### TASK STATEMENT
Edit the records below by replacing every "effect-option" with "animation-effect" and keeping everything else the same. Leave the pictures out of your answer.

(Records of where elements appear)
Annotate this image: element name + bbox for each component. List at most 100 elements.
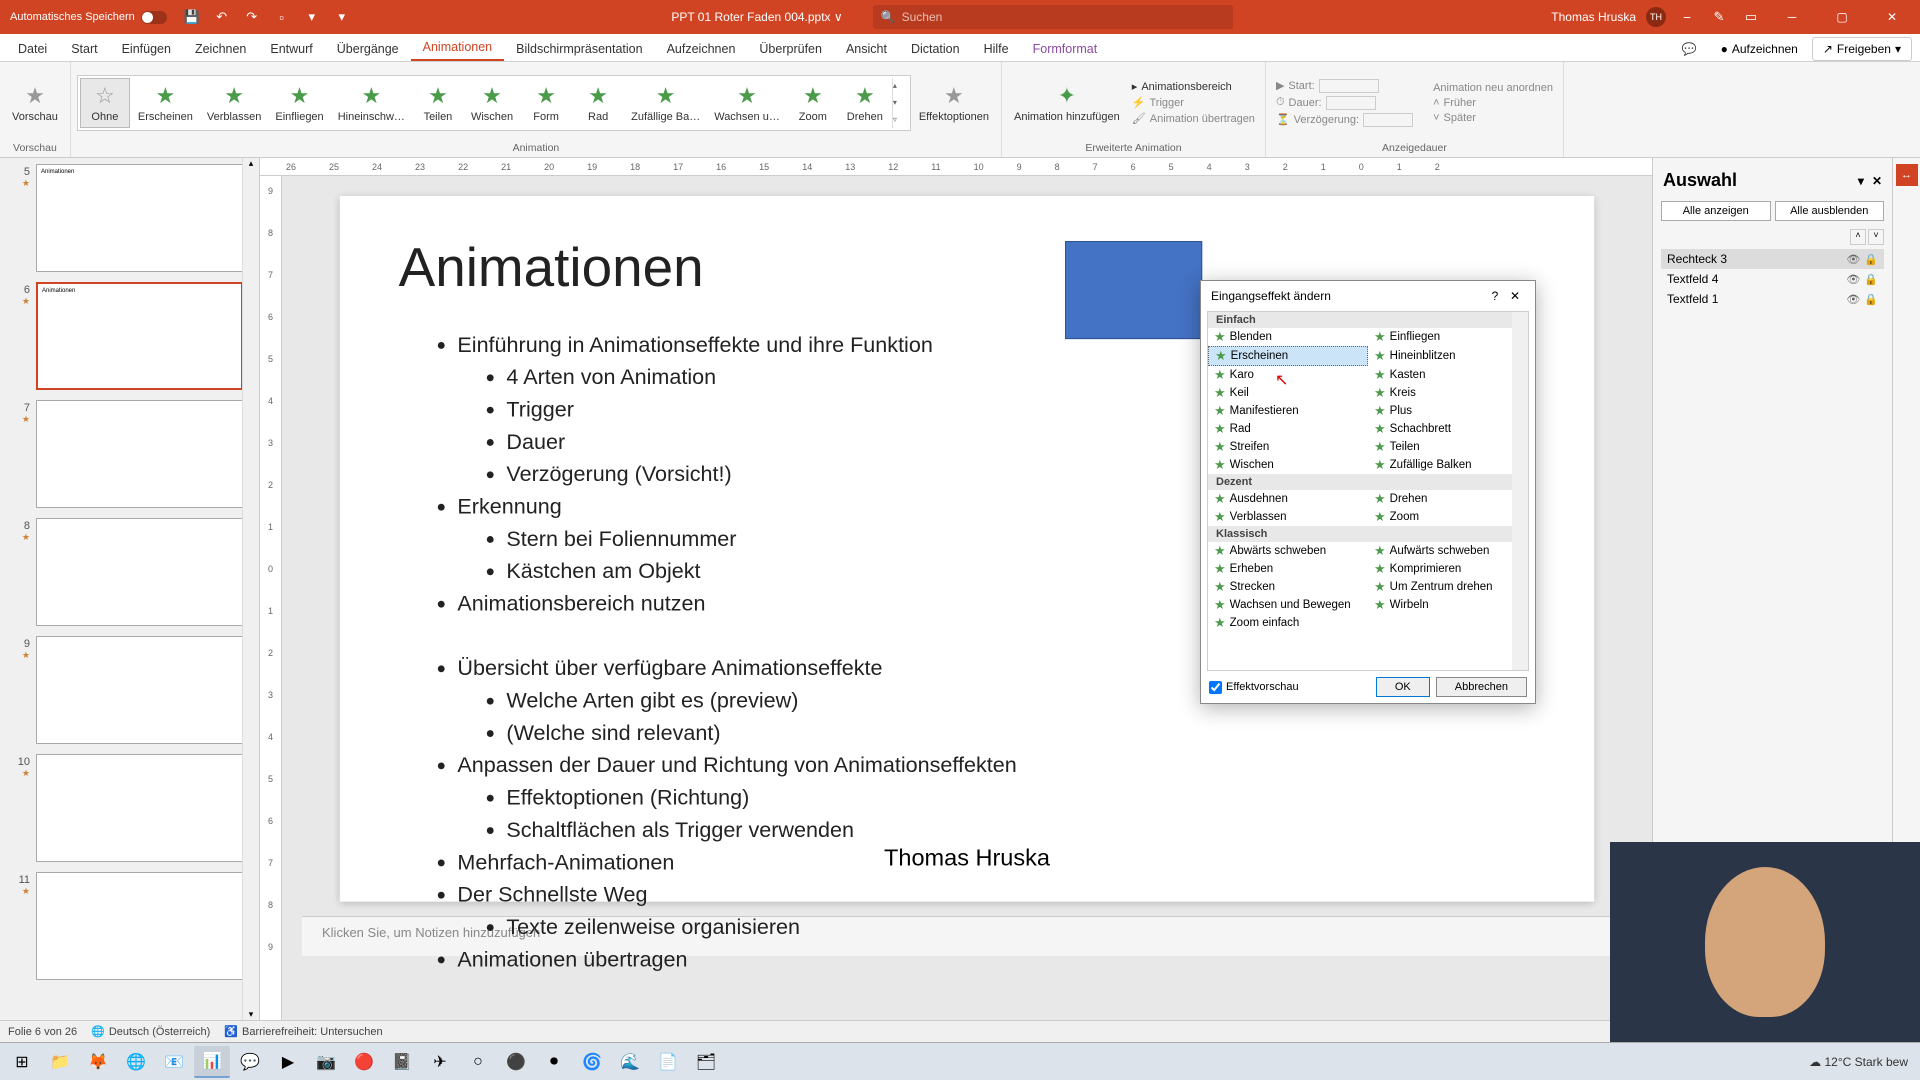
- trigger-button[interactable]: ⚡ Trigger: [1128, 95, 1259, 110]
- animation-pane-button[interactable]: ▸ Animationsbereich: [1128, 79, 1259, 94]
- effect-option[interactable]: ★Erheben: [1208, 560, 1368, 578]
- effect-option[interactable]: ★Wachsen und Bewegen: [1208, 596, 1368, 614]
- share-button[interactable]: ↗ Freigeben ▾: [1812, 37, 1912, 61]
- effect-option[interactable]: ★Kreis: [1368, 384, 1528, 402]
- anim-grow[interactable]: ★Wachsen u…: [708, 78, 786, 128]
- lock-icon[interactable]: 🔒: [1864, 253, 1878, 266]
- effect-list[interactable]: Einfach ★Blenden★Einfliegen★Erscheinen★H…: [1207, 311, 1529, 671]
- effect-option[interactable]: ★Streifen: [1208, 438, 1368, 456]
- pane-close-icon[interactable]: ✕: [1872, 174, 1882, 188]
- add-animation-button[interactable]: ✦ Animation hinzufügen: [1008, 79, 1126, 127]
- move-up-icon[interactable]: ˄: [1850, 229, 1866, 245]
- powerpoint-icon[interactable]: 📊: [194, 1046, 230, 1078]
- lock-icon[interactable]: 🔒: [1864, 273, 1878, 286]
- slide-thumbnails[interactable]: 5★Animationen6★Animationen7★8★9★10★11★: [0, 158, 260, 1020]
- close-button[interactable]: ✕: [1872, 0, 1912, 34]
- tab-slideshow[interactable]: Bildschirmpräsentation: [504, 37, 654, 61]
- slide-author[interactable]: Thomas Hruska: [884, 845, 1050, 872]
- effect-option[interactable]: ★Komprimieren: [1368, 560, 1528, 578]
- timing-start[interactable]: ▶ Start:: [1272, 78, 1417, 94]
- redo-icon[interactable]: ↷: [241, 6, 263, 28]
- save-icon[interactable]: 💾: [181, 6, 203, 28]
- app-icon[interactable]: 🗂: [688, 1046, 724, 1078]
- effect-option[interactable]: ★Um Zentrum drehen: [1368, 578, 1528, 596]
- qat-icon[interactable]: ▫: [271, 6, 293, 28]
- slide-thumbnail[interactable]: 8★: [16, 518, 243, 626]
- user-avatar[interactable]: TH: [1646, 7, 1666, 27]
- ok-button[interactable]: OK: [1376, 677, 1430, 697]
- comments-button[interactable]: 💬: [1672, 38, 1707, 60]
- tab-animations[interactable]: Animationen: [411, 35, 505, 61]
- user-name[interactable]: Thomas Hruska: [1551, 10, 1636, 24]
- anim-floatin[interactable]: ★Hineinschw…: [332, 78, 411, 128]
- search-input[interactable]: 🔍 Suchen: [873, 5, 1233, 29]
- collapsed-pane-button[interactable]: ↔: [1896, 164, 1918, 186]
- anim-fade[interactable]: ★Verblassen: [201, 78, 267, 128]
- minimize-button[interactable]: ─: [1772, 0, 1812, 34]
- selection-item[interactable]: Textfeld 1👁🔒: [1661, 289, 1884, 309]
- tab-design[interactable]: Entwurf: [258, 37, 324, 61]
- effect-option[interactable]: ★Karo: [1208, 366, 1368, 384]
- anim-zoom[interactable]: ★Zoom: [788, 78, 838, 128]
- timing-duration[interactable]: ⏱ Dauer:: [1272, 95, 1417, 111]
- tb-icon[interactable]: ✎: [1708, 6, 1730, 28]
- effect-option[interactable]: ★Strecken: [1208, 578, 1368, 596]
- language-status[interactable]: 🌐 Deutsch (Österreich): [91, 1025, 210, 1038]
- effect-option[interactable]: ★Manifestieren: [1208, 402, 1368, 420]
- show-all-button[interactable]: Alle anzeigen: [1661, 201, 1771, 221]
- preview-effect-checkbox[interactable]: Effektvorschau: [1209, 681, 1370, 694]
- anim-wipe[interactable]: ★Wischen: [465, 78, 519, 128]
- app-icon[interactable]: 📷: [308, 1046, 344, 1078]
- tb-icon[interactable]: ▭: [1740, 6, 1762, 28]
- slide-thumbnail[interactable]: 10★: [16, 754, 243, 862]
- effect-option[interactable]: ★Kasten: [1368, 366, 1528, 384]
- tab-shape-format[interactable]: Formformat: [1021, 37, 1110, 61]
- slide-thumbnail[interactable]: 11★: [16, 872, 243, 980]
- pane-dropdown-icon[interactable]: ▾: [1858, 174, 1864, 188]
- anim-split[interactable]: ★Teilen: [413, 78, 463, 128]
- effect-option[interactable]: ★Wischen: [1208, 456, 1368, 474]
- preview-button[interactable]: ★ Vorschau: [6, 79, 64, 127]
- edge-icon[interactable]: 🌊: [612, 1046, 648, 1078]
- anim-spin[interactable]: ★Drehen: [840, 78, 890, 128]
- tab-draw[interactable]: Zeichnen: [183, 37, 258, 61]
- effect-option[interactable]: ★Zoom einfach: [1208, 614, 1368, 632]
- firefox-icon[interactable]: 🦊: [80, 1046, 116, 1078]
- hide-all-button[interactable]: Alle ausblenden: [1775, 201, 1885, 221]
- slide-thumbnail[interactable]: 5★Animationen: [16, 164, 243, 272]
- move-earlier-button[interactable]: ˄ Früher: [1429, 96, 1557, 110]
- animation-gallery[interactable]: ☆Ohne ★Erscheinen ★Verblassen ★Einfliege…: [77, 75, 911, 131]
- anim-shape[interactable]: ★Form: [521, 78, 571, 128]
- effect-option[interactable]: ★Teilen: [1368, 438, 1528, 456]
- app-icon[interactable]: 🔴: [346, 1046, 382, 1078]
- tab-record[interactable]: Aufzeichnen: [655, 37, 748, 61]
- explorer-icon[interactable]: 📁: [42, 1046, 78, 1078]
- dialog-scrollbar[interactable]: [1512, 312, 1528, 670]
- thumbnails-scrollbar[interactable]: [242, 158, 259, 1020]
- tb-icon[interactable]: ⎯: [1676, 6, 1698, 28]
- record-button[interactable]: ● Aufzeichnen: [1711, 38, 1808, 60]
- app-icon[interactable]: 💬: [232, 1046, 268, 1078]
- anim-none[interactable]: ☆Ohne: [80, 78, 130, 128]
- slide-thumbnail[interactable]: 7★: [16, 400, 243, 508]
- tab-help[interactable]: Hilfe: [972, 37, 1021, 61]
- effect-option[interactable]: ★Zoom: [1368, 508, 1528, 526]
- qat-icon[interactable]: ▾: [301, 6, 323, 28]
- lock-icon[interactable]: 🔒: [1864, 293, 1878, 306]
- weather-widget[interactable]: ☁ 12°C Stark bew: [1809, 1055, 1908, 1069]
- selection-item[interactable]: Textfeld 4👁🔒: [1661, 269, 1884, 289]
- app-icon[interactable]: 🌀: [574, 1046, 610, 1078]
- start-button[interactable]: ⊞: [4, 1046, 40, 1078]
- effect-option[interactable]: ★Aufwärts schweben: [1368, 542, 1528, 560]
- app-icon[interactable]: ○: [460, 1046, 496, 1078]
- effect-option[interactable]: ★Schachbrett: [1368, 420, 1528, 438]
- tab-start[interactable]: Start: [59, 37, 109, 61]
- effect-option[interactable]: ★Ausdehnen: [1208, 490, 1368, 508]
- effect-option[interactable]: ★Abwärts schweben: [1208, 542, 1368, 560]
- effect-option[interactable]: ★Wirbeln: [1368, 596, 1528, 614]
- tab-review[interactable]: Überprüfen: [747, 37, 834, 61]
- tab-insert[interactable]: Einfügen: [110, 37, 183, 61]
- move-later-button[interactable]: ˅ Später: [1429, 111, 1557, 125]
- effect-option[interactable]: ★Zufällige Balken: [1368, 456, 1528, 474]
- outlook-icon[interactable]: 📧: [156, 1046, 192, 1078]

### WORKED SOLUTION
Annotate this image: element name + bbox for each component. List at most 100 elements.
- trigger-button[interactable]: ⚡ Trigger: [1128, 95, 1259, 110]
- animation-pane-button[interactable]: ▸ Animationsbereich: [1128, 79, 1259, 94]
- animation-effect[interactable]: ★Erheben: [1208, 560, 1368, 578]
- animation-effect[interactable]: ★Wachsen und Bewegen: [1208, 596, 1368, 614]
- share-button[interactable]: ↗ Freigeben ▾: [1812, 37, 1912, 61]
- animation-effect[interactable]: ★Kreis: [1368, 384, 1528, 402]
- anim-grow[interactable]: ★Wachsen u…: [708, 78, 786, 128]
- lock-icon[interactable]: 🔒: [1864, 253, 1878, 266]
- effect-list[interactable]: Einfach ★Blenden★Einfliegen★Erscheinen★H…: [1207, 311, 1529, 671]
- animation-effect[interactable]: ★Streifen: [1208, 438, 1368, 456]
- pane-close-icon[interactable]: ✕: [1872, 174, 1882, 188]
- add-animation-button[interactable]: ✦ Animation hinzufügen: [1008, 79, 1126, 127]
- move-up-icon[interactable]: ˄: [1850, 229, 1866, 245]
- powerpoint-icon[interactable]: 📊: [194, 1046, 230, 1078]
- lock-icon[interactable]: 🔒: [1864, 273, 1878, 286]
- slide-thumbnails[interactable]: 5★Animationen6★Animationen7★8★9★10★11★: [0, 158, 260, 1020]
- close-button[interactable]: ✕: [1872, 0, 1912, 34]
- tab-slideshow[interactable]: Bildschirmpräsentation: [504, 37, 654, 61]
- slide-author[interactable]: Thomas Hruska: [884, 845, 1050, 872]
- animation-effect[interactable]: ★Komprimieren: [1368, 560, 1528, 578]
- timing-start[interactable]: ▶ Start:: [1272, 78, 1417, 94]
- redo-icon[interactable]: ↷: [241, 6, 263, 28]
- save-icon[interactable]: 💾: [181, 6, 203, 28]
- app-icon[interactable]: 🗂: [688, 1046, 724, 1078]
- animation-effect[interactable]: ★Um Zentrum drehen: [1368, 578, 1528, 596]
- qat-icon[interactable]: ▫: [271, 6, 293, 28]
- slide-thumbnail[interactable]: 8★: [16, 518, 243, 626]
- user-avatar[interactable]: TH: [1646, 7, 1666, 27]
- ok-button[interactable]: OK: [1376, 677, 1430, 697]
- comments-button[interactable]: 💬: [1672, 38, 1707, 60]
- tab-animations[interactable]: Animationen: [411, 35, 505, 61]
- user-name[interactable]: Thomas Hruska: [1551, 10, 1636, 24]
- anim-floatin[interactable]: ★Hineinschw…: [332, 78, 411, 128]
- search-input[interactable]: 🔍 Suchen: [873, 5, 1233, 29]
- collapsed-pane-button[interactable]: ↔: [1896, 164, 1918, 186]
- anim-fade[interactable]: ★Verblassen: [201, 78, 267, 128]
- minimize-button[interactable]: ─: [1772, 0, 1812, 34]
- selection-item[interactable]: Textfeld 1👁🔒: [1661, 289, 1884, 309]
- tab-design[interactable]: Entwurf: [258, 37, 324, 61]
- animation-effect[interactable]: ★Karo: [1208, 366, 1368, 384]
- anim-zoom[interactable]: ★Zoom: [788, 78, 838, 128]
- timing-duration[interactable]: ⏱ Dauer:: [1272, 95, 1417, 111]
- tb-icon[interactable]: ✎: [1708, 6, 1730, 28]
- animation-effect[interactable]: ★Strecken: [1208, 578, 1368, 596]
- language-status[interactable]: 🌐 Deutsch (Österreich): [91, 1025, 210, 1038]
- animation-effect[interactable]: ★Manifestieren: [1208, 402, 1368, 420]
- show-all-button[interactable]: Alle anzeigen: [1661, 201, 1771, 221]
- preview-effect-checkbox[interactable]: Effektvorschau: [1209, 681, 1370, 694]
- anim-wipe[interactable]: ★Wischen: [465, 78, 519, 128]
- app-icon[interactable]: 📷: [308, 1046, 344, 1078]
- tb-icon[interactable]: ▭: [1740, 6, 1762, 28]
- slide-thumbnail[interactable]: 10★: [16, 754, 243, 862]
- animation-effect[interactable]: ★Kasten: [1368, 366, 1528, 384]
- tab-shape-format[interactable]: Formformat: [1021, 37, 1110, 61]
- slide-thumbnail[interactable]: 11★: [16, 872, 243, 980]
- pane-dropdown-icon[interactable]: ▾: [1858, 174, 1864, 188]
- anim-split[interactable]: ★Teilen: [413, 78, 463, 128]
- animation-effect[interactable]: ★Wischen: [1208, 456, 1368, 474]
- preview-button[interactable]: ★ Vorschau: [6, 79, 64, 127]
- edge-icon[interactable]: 🌊: [612, 1046, 648, 1078]
- anim-spin[interactable]: ★Drehen: [840, 78, 890, 128]
- tab-draw[interactable]: Zeichnen: [183, 37, 258, 61]
- animation-effect[interactable]: ★Zoom einfach: [1208, 614, 1368, 632]
- firefox-icon[interactable]: 🦊: [80, 1046, 116, 1078]
- hide-all-button[interactable]: Alle ausblenden: [1775, 201, 1885, 221]
- slide-thumbnail[interactable]: 5★Animationen: [16, 164, 243, 272]
- move-earlier-button[interactable]: ˄ Früher: [1429, 96, 1557, 110]
- animation-gallery[interactable]: ☆Ohne ★Erscheinen ★Verblassen ★Einfliege…: [77, 75, 911, 131]
- anim-shape[interactable]: ★Form: [521, 78, 571, 128]
- animation-effect[interactable]: ★Teilen: [1368, 438, 1528, 456]
- app-icon[interactable]: 🔴: [346, 1046, 382, 1078]
- tab-record[interactable]: Aufzeichnen: [655, 37, 748, 61]
- explorer-icon[interactable]: 📁: [42, 1046, 78, 1078]
- dialog-scrollbar[interactable]: [1512, 312, 1528, 670]
- thumbnails-scrollbar[interactable]: [242, 158, 259, 1020]
- tb-icon[interactable]: ⎯: [1676, 6, 1698, 28]
- record-button[interactable]: ● Aufzeichnen: [1711, 38, 1808, 60]
- app-icon[interactable]: 💬: [232, 1046, 268, 1078]
- anim-none[interactable]: ☆Ohne: [80, 78, 130, 128]
- slide-thumbnail[interactable]: 7★: [16, 400, 243, 508]
- tab-help[interactable]: Hilfe: [972, 37, 1021, 61]
- animation-effect[interactable]: ★Zoom: [1368, 508, 1528, 526]
- qat-icon[interactable]: ▾: [301, 6, 323, 28]
- lock-icon[interactable]: 🔒: [1864, 293, 1878, 306]
- weather-widget[interactable]: ☁ 12°C Stark bew: [1809, 1055, 1908, 1069]
- selection-item[interactable]: Textfeld 4👁🔒: [1661, 269, 1884, 289]
- app-icon[interactable]: 🌀: [574, 1046, 610, 1078]
- start-button[interactable]: ⊞: [4, 1046, 40, 1078]
- animation-effect[interactable]: ★Aufwärts schweben: [1368, 542, 1528, 560]
- app-icon[interactable]: ○: [460, 1046, 496, 1078]
- animation-effect[interactable]: ★Schachbrett: [1368, 420, 1528, 438]
- tab-start[interactable]: Start: [59, 37, 109, 61]
- animation-effect[interactable]: ★Ausdehnen: [1208, 490, 1368, 508]
- animation-effect[interactable]: ★Abwärts schweben: [1208, 542, 1368, 560]
- animation-effect[interactable]: ★Wirbeln: [1368, 596, 1528, 614]
- tab-review[interactable]: Überprüfen: [747, 37, 834, 61]
- tab-insert[interactable]: Einfügen: [110, 37, 183, 61]
- move-later-button[interactable]: ˅ Später: [1429, 111, 1557, 125]
- animation-effect[interactable]: ★Zufällige Balken: [1368, 456, 1528, 474]
- outlook-icon[interactable]: 📧: [156, 1046, 192, 1078]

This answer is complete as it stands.